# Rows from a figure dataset
>> Begin
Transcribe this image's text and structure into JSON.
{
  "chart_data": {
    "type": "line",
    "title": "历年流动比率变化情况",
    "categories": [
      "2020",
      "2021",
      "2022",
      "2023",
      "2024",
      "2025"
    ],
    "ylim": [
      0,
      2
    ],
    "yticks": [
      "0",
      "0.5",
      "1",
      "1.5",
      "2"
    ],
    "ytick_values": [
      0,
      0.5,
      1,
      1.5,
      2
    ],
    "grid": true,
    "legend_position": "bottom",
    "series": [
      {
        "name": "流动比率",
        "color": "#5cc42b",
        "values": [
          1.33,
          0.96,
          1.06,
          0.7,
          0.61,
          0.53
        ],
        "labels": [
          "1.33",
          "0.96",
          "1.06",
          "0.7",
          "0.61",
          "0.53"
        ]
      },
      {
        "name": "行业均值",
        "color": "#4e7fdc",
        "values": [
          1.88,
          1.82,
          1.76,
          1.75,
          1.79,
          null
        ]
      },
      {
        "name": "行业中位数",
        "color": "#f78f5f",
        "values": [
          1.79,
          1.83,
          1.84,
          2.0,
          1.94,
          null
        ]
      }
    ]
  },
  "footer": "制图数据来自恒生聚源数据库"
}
>> End
# Exercise task
Please restate the whole listing word for word.

# Exercise result
Transcribe this image's text and structure into JSON.
{
  "chart_data": {
    "type": "line",
    "title": "历年流动比率变化情况",
    "categories": [
      "2020",
      "2021",
      "2022",
      "2023",
      "2024",
      "2025"
    ],
    "ylim": [
      0,
      2
    ],
    "yticks": [
      "0",
      "0.5",
      "1",
      "1.5",
      "2"
    ],
    "ytick_values": [
      0,
      0.5,
      1,
      1.5,
      2
    ],
    "grid": true,
    "legend_position": "bottom",
    "series": [
      {
        "name": "流动比率",
        "color": "#5cc42b",
        "values": [
          1.33,
          0.96,
          1.06,
          0.7,
          0.61,
          0.53
        ],
        "labels": [
          "1.33",
          "0.96",
          "1.06",
          "0.7",
          "0.61",
          "0.53"
        ]
      },
      {
        "name": "行业均值",
        "color": "#4e7fdc",
        "values": [
          1.88,
          1.82,
          1.76,
          1.75,
          1.79,
          null
        ]
      },
      {
        "name": "行业中位数",
        "color": "#f78f5f",
        "values": [
          1.79,
          1.83,
          1.84,
          2.0,
          1.94,
          null
        ]
      }
    ]
  },
  "footer": "制图数据来自恒生聚源数据库"
}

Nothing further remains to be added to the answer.